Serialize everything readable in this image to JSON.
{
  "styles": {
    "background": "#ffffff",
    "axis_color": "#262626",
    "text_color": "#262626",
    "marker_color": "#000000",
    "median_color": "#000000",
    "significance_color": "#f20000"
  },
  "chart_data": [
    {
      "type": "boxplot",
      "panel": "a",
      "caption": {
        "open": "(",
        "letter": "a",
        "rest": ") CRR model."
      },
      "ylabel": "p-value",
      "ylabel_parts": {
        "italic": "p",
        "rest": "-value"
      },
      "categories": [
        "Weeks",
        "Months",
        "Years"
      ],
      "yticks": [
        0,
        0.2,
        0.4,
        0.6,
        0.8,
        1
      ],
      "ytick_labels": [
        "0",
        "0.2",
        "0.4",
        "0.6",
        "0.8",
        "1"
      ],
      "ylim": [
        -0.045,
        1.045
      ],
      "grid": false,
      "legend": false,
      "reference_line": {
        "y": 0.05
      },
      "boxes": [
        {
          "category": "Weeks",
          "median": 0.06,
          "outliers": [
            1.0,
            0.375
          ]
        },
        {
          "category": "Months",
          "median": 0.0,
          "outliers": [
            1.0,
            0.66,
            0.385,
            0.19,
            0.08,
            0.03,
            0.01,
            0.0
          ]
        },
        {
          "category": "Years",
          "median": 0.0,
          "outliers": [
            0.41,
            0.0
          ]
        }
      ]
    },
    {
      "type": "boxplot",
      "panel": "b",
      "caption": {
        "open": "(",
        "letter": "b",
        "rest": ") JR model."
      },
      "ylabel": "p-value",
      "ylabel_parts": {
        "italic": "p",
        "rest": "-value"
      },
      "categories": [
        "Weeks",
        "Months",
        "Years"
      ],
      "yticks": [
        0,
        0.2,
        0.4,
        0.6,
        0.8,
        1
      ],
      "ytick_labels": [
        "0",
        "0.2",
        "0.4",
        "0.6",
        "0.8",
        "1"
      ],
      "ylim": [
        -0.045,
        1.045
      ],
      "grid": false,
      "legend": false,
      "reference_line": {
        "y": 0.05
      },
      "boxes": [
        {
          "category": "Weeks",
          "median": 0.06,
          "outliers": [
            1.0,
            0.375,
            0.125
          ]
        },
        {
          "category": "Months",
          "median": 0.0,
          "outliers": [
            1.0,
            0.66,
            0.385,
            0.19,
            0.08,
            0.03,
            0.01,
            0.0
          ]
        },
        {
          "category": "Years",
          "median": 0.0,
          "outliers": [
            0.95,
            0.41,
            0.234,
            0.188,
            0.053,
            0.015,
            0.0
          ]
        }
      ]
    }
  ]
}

▶ THE PROBLEM
All of the entries need to be reproduced exactly; please write them out.

▶ IN RESPONSE
Serialize everything readable in this image to JSON.
{
  "styles": {
    "background": "#ffffff",
    "axis_color": "#262626",
    "text_color": "#262626",
    "marker_color": "#000000",
    "median_color": "#000000",
    "significance_color": "#f20000"
  },
  "chart_data": [
    {
      "type": "boxplot",
      "panel": "a",
      "caption": {
        "open": "(",
        "letter": "a",
        "rest": ") CRR model."
      },
      "ylabel": "p-value",
      "ylabel_parts": {
        "italic": "p",
        "rest": "-value"
      },
      "categories": [
        "Weeks",
        "Months",
        "Years"
      ],
      "yticks": [
        0,
        0.2,
        0.4,
        0.6,
        0.8,
        1
      ],
      "ytick_labels": [
        "0",
        "0.2",
        "0.4",
        "0.6",
        "0.8",
        "1"
      ],
      "ylim": [
        -0.045,
        1.045
      ],
      "grid": false,
      "legend": false,
      "reference_line": {
        "y": 0.05
      },
      "boxes": [
        {
          "category": "Weeks",
          "median": 0.06,
          "outliers": [
            1.0,
            0.375
          ]
        },
        {
          "category": "Months",
          "median": 0.0,
          "outliers": [
            1.0,
            0.66,
            0.385,
            0.19,
            0.08,
            0.03,
            0.01,
            0.0
          ]
        },
        {
          "category": "Years",
          "median": 0.0,
          "outliers": [
            0.41,
            0.0
          ]
        }
      ]
    },
    {
      "type": "boxplot",
      "panel": "b",
      "caption": {
        "open": "(",
        "letter": "b",
        "rest": ") JR model."
      },
      "ylabel": "p-value",
      "ylabel_parts": {
        "italic": "p",
        "rest": "-value"
      },
      "categories": [
        "Weeks",
        "Months",
        "Years"
      ],
      "yticks": [
        0,
        0.2,
        0.4,
        0.6,
        0.8,
        1
      ],
      "ytick_labels": [
        "0",
        "0.2",
        "0.4",
        "0.6",
        "0.8",
        "1"
      ],
      "ylim": [
        -0.045,
        1.045
      ],
      "grid": false,
      "legend": false,
      "reference_line": {
        "y": 0.05
      },
      "boxes": [
        {
          "category": "Weeks",
          "median": 0.06,
          "outliers": [
            1.0,
            0.375,
            0.125
          ]
        },
        {
          "category": "Months",
          "median": 0.0,
          "outliers": [
            1.0,
            0.66,
            0.385,
            0.19,
            0.08,
            0.03,
            0.01,
            0.0
          ]
        },
        {
          "category": "Years",
          "median": 0.0,
          "outliers": [
            0.95,
            0.41,
            0.234,
            0.188,
            0.053,
            0.015,
            0.0
          ]
        }
      ]
    }
  ]
}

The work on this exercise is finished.